MATERIAL PROVIDED

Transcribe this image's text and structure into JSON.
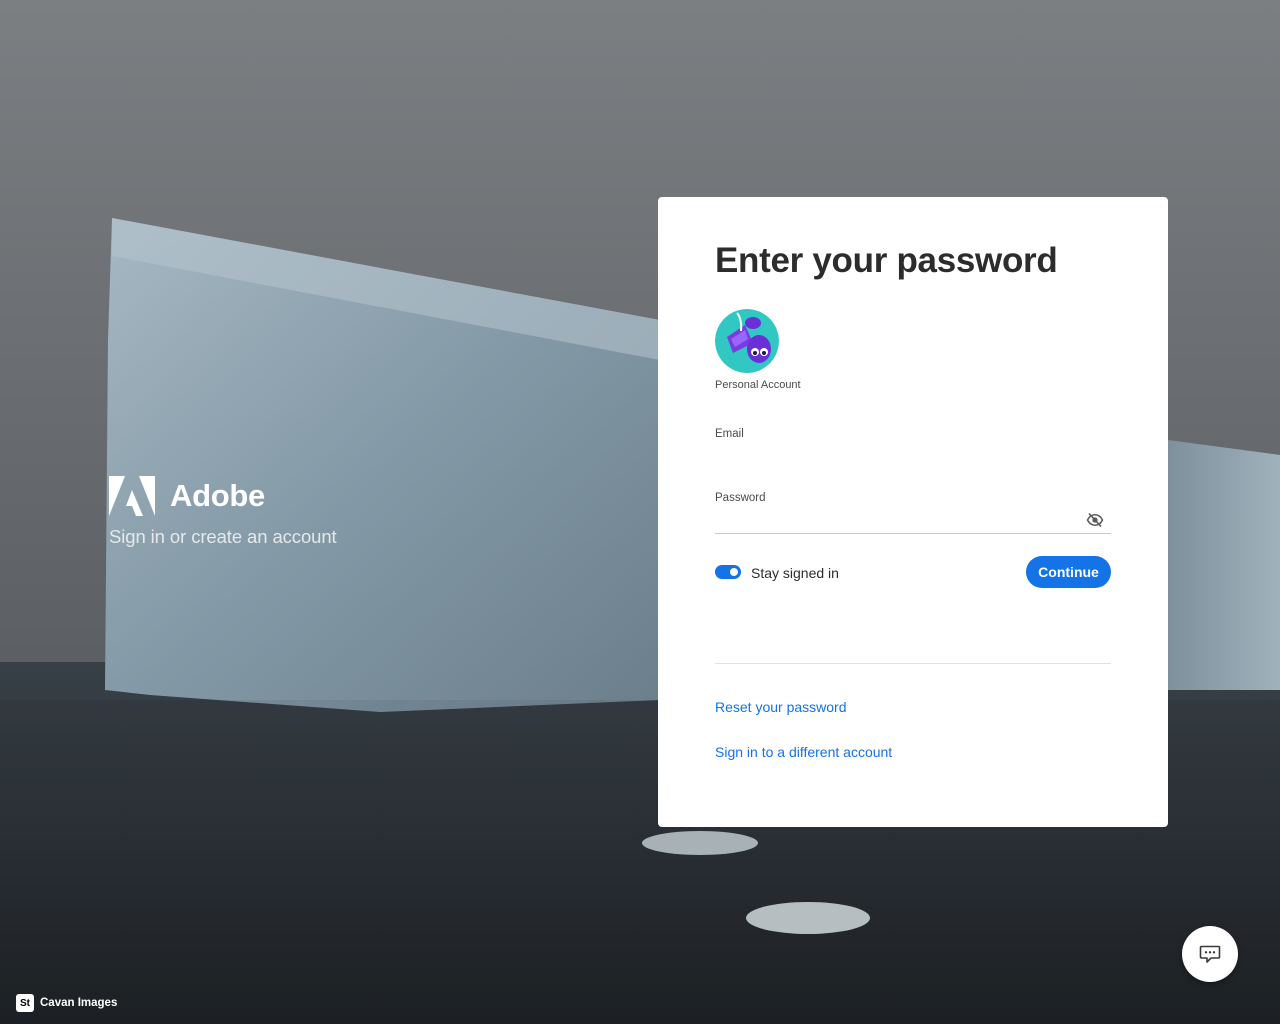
{
  "background": {
    "description_icon": "iceberg-background",
    "sky_color": "#6e7174",
    "sea_color": "#2d3338",
    "ice_color": "#9aaeb9"
  },
  "brand": {
    "name": "Adobe",
    "tagline": "Sign in or create an account",
    "logo_icon": "adobe-logo"
  },
  "card": {
    "title": "Enter your password",
    "account": {
      "avatar_icon": "avatar",
      "label": "Personal Account"
    },
    "email": {
      "label": "Email",
      "value": ""
    },
    "password": {
      "label": "Password",
      "value": "",
      "visibility_icon": "eye-slash-icon"
    },
    "stay_signed_in": {
      "label": "Stay signed in",
      "checked": true
    },
    "continue_label": "Continue",
    "reset_link": "Reset your password",
    "switch_account_link": "Sign in to a different account"
  },
  "footer": {
    "credit_badge": "St",
    "credit_text": "Cavan Images",
    "chat_icon": "chat-icon"
  },
  "colors": {
    "accent": "#1473e6",
    "title_text": "#2c2c2c",
    "card_bg": "#ffffff",
    "avatar_bg": "#31c7c2"
  }
}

SET EXERCISE
Could you repeat all of the material exactly? Pictures should not be copied.

TASK RESULT
Transcribe this image's text and structure into JSON.
{
  "background": {
    "description_icon": "iceberg-background",
    "sky_color": "#6e7174",
    "sea_color": "#2d3338",
    "ice_color": "#9aaeb9"
  },
  "brand": {
    "name": "Adobe",
    "tagline": "Sign in or create an account",
    "logo_icon": "adobe-logo"
  },
  "card": {
    "title": "Enter your password",
    "account": {
      "avatar_icon": "avatar",
      "label": "Personal Account"
    },
    "email": {
      "label": "Email",
      "value": ""
    },
    "password": {
      "label": "Password",
      "value": "",
      "visibility_icon": "eye-slash-icon"
    },
    "stay_signed_in": {
      "label": "Stay signed in",
      "checked": true
    },
    "continue_label": "Continue",
    "reset_link": "Reset your password",
    "switch_account_link": "Sign in to a different account"
  },
  "footer": {
    "credit_badge": "St",
    "credit_text": "Cavan Images",
    "chat_icon": "chat-icon"
  },
  "colors": {
    "accent": "#1473e6",
    "title_text": "#2c2c2c",
    "card_bg": "#ffffff",
    "avatar_bg": "#31c7c2"
  }
}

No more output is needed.